Collected data
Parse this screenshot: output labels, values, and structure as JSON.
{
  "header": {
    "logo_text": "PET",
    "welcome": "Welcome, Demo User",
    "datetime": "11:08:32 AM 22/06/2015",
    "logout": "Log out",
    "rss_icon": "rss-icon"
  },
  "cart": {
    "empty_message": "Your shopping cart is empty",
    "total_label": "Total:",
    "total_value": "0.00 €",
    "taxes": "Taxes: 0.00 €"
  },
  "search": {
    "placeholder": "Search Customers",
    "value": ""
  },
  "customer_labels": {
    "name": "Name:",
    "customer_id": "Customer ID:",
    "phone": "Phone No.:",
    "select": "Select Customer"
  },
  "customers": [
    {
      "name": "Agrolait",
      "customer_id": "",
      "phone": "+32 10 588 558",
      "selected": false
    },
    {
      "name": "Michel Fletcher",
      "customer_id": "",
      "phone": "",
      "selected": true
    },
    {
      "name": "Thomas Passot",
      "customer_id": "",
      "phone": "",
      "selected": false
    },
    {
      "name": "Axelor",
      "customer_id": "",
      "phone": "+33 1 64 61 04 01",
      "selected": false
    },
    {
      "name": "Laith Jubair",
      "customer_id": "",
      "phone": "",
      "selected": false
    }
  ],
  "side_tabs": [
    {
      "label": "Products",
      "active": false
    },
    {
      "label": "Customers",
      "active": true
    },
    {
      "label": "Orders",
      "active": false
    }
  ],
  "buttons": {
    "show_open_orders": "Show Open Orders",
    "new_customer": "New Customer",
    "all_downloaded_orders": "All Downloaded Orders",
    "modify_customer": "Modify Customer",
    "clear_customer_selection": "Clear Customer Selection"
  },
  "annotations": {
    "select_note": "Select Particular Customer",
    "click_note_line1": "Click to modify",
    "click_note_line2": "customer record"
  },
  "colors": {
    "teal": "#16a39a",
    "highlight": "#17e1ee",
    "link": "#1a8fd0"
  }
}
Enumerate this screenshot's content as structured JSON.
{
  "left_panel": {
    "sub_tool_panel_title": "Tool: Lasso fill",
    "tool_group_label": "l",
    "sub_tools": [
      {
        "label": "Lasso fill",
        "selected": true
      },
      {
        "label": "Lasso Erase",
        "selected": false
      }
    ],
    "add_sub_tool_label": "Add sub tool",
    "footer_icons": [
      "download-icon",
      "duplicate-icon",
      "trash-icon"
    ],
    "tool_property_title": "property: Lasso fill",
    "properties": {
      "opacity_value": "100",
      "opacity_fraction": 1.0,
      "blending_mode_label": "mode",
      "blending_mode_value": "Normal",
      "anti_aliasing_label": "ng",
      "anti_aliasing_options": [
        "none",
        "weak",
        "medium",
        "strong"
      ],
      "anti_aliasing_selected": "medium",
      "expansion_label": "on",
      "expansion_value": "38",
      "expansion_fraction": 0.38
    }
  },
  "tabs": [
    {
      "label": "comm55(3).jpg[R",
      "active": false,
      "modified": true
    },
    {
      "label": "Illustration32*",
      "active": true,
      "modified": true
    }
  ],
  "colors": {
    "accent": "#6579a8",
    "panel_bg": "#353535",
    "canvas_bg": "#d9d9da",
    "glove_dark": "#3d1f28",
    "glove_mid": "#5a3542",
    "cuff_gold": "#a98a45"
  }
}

* To be done
In full and verbatim, repeat the records given above.

* Exercise solution
Parse this screenshot: output labels, values, and structure as JSON.
{
  "header": {
    "logo_text": "PET",
    "welcome": "Welcome, Demo User",
    "datetime": "11:08:32 AM 22/06/2015",
    "logout": "Log out",
    "rss_icon": "rss-icon"
  },
  "cart": {
    "empty_message": "Your shopping cart is empty",
    "total_label": "Total:",
    "total_value": "0.00 €",
    "taxes": "Taxes: 0.00 €"
  },
  "search": {
    "placeholder": "Search Customers",
    "value": ""
  },
  "customer_labels": {
    "name": "Name:",
    "customer_id": "Customer ID:",
    "phone": "Phone No.:",
    "select": "Select Customer"
  },
  "customers": [
    {
      "name": "Agrolait",
      "customer_id": "",
      "phone": "+32 10 588 558",
      "selected": false
    },
    {
      "name": "Michel Fletcher",
      "customer_id": "",
      "phone": "",
      "selected": true
    },
    {
      "name": "Thomas Passot",
      "customer_id": "",
      "phone": "",
      "selected": false
    },
    {
      "name": "Axelor",
      "customer_id": "",
      "phone": "+33 1 64 61 04 01",
      "selected": false
    },
    {
      "name": "Laith Jubair",
      "customer_id": "",
      "phone": "",
      "selected": false
    }
  ],
  "side_tabs": [
    {
      "label": "Products",
      "active": false
    },
    {
      "label": "Customers",
      "active": true
    },
    {
      "label": "Orders",
      "active": false
    }
  ],
  "buttons": {
    "show_open_orders": "Show Open Orders",
    "new_customer": "New Customer",
    "all_downloaded_orders": "All Downloaded Orders",
    "modify_customer": "Modify Customer",
    "clear_customer_selection": "Clear Customer Selection"
  },
  "annotations": {
    "select_note": "Select Particular Customer",
    "click_note_line1": "Click to modify",
    "click_note_line2": "customer record"
  },
  "colors": {
    "teal": "#16a39a",
    "highlight": "#17e1ee",
    "link": "#1a8fd0"
  }
}
Enumerate this screenshot's content as structured JSON.
{
  "left_panel": {
    "sub_tool_panel_title": "Tool: Lasso fill",
    "tool_group_label": "l",
    "sub_tools": [
      {
        "label": "Lasso fill",
        "selected": true
      },
      {
        "label": "Lasso Erase",
        "selected": false
      }
    ],
    "add_sub_tool_label": "Add sub tool",
    "footer_icons": [
      "download-icon",
      "duplicate-icon",
      "trash-icon"
    ],
    "tool_property_title": "property: Lasso fill",
    "properties": {
      "opacity_value": "100",
      "opacity_fraction": 1.0,
      "blending_mode_label": "mode",
      "blending_mode_value": "Normal",
      "anti_aliasing_label": "ng",
      "anti_aliasing_options": [
        "none",
        "weak",
        "medium",
        "strong"
      ],
      "anti_aliasing_selected": "medium",
      "expansion_label": "on",
      "expansion_value": "38",
      "expansion_fraction": 0.38
    }
  },
  "tabs": [
    {
      "label": "comm55(3).jpg[R",
      "active": false,
      "modified": true
    },
    {
      "label": "Illustration32*",
      "active": true,
      "modified": true
    }
  ],
  "colors": {
    "accent": "#6579a8",
    "panel_bg": "#353535",
    "canvas_bg": "#d9d9da",
    "glove_dark": "#3d1f28",
    "glove_mid": "#5a3542",
    "cuff_gold": "#a98a45"
  }
}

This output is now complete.